[Rows from a figure dataset]
— BEGIN —
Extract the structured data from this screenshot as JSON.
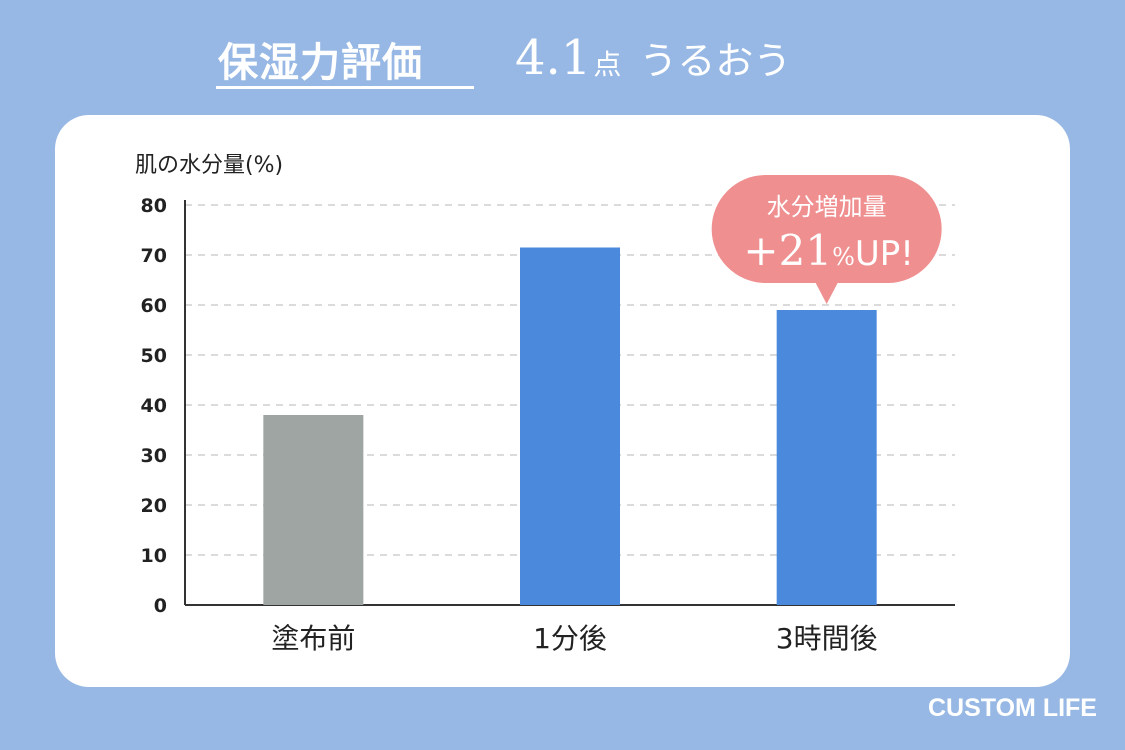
{
  "header": {
    "title": "保湿力評価",
    "score_value": "4.1",
    "score_unit": "点",
    "score_text": "うるおう"
  },
  "chart_data": {
    "type": "bar",
    "ylabel": "肌の水分量(%)",
    "categories": [
      "塗布前",
      "1分後",
      "3時間後"
    ],
    "values": [
      38,
      71.5,
      59
    ],
    "ylim": [
      0,
      80
    ],
    "yticks": [
      0,
      10,
      20,
      30,
      40,
      50,
      60,
      70,
      80
    ],
    "grid": true,
    "bar_colors": [
      "#9ea5a3",
      "#4a89dc",
      "#4a89dc"
    ],
    "annotation": {
      "line1": "水分増加量",
      "line2": "+21",
      "line2_unit": "%",
      "line2_suffix": "UP!",
      "color": "#ef8f8f",
      "target_category": "3時間後"
    }
  },
  "brand": {
    "text": "CUSTOM LIFE"
  },
  "colors": {
    "background": "#97b8e4",
    "card": "#ffffff",
    "axis": "#333333"
  }
}
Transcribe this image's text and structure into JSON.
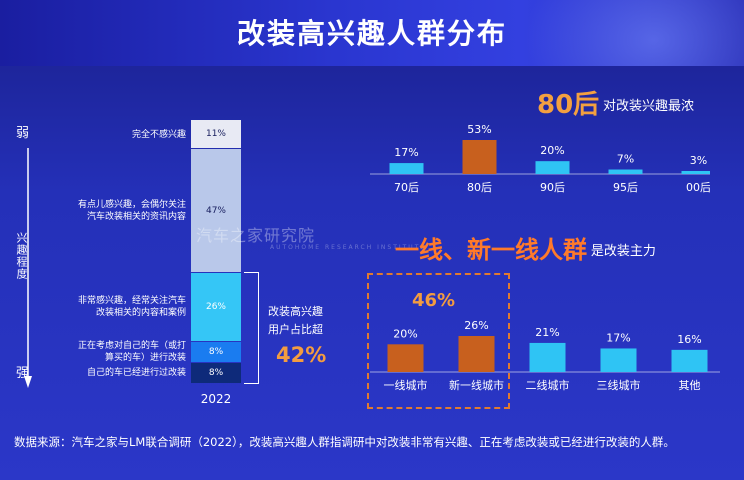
{
  "title": "改装高兴趣人群分布",
  "left": {
    "axis_top": "弱",
    "axis_middle": "兴趣程度",
    "axis_bottom": "强",
    "year": "2022",
    "note_line1": "改装高兴趣",
    "note_line2": "用户占比超",
    "note_pct": "42%"
  },
  "top_right": {
    "headline_emph": "80后",
    "headline_rest": "对改装兴趣最浓"
  },
  "bottom_right": {
    "headline_emph": "一线、新一线人群",
    "headline_rest": "是改装主力",
    "combined_pct": "46%"
  },
  "watermark": {
    "text": "汽车之家研究院",
    "sub": "AUTOHOME RESEARCH INSTITUTE"
  },
  "footer": "数据来源：汽车之家与LM联合调研（2022），改装高兴趣人群指调研中对改装非常有兴趣、正在考虑改装或已经进行改装的人群。",
  "colors": {
    "orange": "#c8601e",
    "cyan": "#2fc4f4",
    "accent": "#f39c40"
  },
  "chart_data": [
    {
      "type": "bar",
      "stacked": true,
      "categories": [
        "完全不感兴趣",
        "有点儿感兴趣，会偶尔关注汽车改装相关的资讯内容",
        "非常感兴趣，经常关注汽车改装相关的内容和案例",
        "正在考虑对自己的车（或打算买的车）进行改装",
        "自己的车已经进行过改装"
      ],
      "category_lines": [
        [
          "完全不感兴趣"
        ],
        [
          "有点儿感兴趣，会偶尔关注",
          "汽车改装相关的资讯内容"
        ],
        [
          "非常感兴趣，经常关注汽车",
          "改装相关的内容和案例"
        ],
        [
          "正在考虑对自己的车（或打",
          "算买的车）进行改装"
        ],
        [
          "自己的车已经进行过改装"
        ]
      ],
      "values": [
        11,
        47,
        26,
        8,
        8
      ],
      "value_labels": [
        "11%",
        "47%",
        "26%",
        "8%",
        "8%"
      ],
      "x": [
        "2022"
      ],
      "colors": [
        "#e8eaf4",
        "#b9c8ea",
        "#35c6f6",
        "#1a7cf0",
        "#0e2a7a"
      ]
    },
    {
      "type": "bar",
      "categories": [
        "70后",
        "80后",
        "90后",
        "95后",
        "00后"
      ],
      "values": [
        17,
        53,
        20,
        7,
        3
      ],
      "value_labels": [
        "17%",
        "53%",
        "20%",
        "7%",
        "3%"
      ],
      "highlight": [
        "80后"
      ]
    },
    {
      "type": "bar",
      "categories": [
        "一线城市",
        "新一线城市",
        "二线城市",
        "三线城市",
        "其他"
      ],
      "values": [
        20,
        26,
        21,
        17,
        16
      ],
      "value_labels": [
        "20%",
        "26%",
        "21%",
        "17%",
        "16%"
      ],
      "highlight": [
        "一线城市",
        "新一线城市"
      ]
    }
  ]
}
— END —
§ INSTRUCTIONS FOR THE TASK
Repeat the material above in full and exactly, omitting the pictures.

§ TASK ANSWER
Extract the structured data from this screenshot as JSON.
{
  "header": {
    "title": "保湿力評価",
    "score_value": "4.1",
    "score_unit": "点",
    "score_text": "うるおう"
  },
  "chart_data": {
    "type": "bar",
    "ylabel": "肌の水分量(%)",
    "categories": [
      "塗布前",
      "1分後",
      "3時間後"
    ],
    "values": [
      38,
      71.5,
      59
    ],
    "ylim": [
      0,
      80
    ],
    "yticks": [
      0,
      10,
      20,
      30,
      40,
      50,
      60,
      70,
      80
    ],
    "grid": true,
    "bar_colors": [
      "#9ea5a3",
      "#4a89dc",
      "#4a89dc"
    ],
    "annotation": {
      "line1": "水分増加量",
      "line2": "+21",
      "line2_unit": "%",
      "line2_suffix": "UP!",
      "color": "#ef8f8f",
      "target_category": "3時間後"
    }
  },
  "brand": {
    "text": "CUSTOM LIFE"
  },
  "colors": {
    "background": "#97b8e4",
    "card": "#ffffff",
    "axis": "#333333"
  }
}
Transcribe this image's text and structure into JSON.
{
  "title": "改装高兴趣人群分布",
  "left": {
    "axis_top": "弱",
    "axis_middle": "兴趣程度",
    "axis_bottom": "强",
    "year": "2022",
    "note_line1": "改装高兴趣",
    "note_line2": "用户占比超",
    "note_pct": "42%"
  },
  "top_right": {
    "headline_emph": "80后",
    "headline_rest": "对改装兴趣最浓"
  },
  "bottom_right": {
    "headline_emph": "一线、新一线人群",
    "headline_rest": "是改装主力",
    "combined_pct": "46%"
  },
  "watermark": {
    "text": "汽车之家研究院",
    "sub": "AUTOHOME RESEARCH INSTITUTE"
  },
  "footer": "数据来源：汽车之家与LM联合调研（2022），改装高兴趣人群指调研中对改装非常有兴趣、正在考虑改装或已经进行改装的人群。",
  "colors": {
    "orange": "#c8601e",
    "cyan": "#2fc4f4",
    "accent": "#f39c40"
  },
  "chart_data": [
    {
      "type": "bar",
      "stacked": true,
      "categories": [
        "完全不感兴趣",
        "有点儿感兴趣，会偶尔关注汽车改装相关的资讯内容",
        "非常感兴趣，经常关注汽车改装相关的内容和案例",
        "正在考虑对自己的车（或打算买的车）进行改装",
        "自己的车已经进行过改装"
      ],
      "category_lines": [
        [
          "完全不感兴趣"
        ],
        [
          "有点儿感兴趣，会偶尔关注",
          "汽车改装相关的资讯内容"
        ],
        [
          "非常感兴趣，经常关注汽车",
          "改装相关的内容和案例"
        ],
        [
          "正在考虑对自己的车（或打",
          "算买的车）进行改装"
        ],
        [
          "自己的车已经进行过改装"
        ]
      ],
      "values": [
        11,
        47,
        26,
        8,
        8
      ],
      "value_labels": [
        "11%",
        "47%",
        "26%",
        "8%",
        "8%"
      ],
      "x": [
        "2022"
      ],
      "colors": [
        "#e8eaf4",
        "#b9c8ea",
        "#35c6f6",
        "#1a7cf0",
        "#0e2a7a"
      ]
    },
    {
      "type": "bar",
      "categories": [
        "70后",
        "80后",
        "90后",
        "95后",
        "00后"
      ],
      "values": [
        17,
        53,
        20,
        7,
        3
      ],
      "value_labels": [
        "17%",
        "53%",
        "20%",
        "7%",
        "3%"
      ],
      "highlight": [
        "80后"
      ]
    },
    {
      "type": "bar",
      "categories": [
        "一线城市",
        "新一线城市",
        "二线城市",
        "三线城市",
        "其他"
      ],
      "values": [
        20,
        26,
        21,
        17,
        16
      ],
      "value_labels": [
        "20%",
        "26%",
        "21%",
        "17%",
        "16%"
      ],
      "highlight": [
        "一线城市",
        "新一线城市"
      ]
    }
  ]
}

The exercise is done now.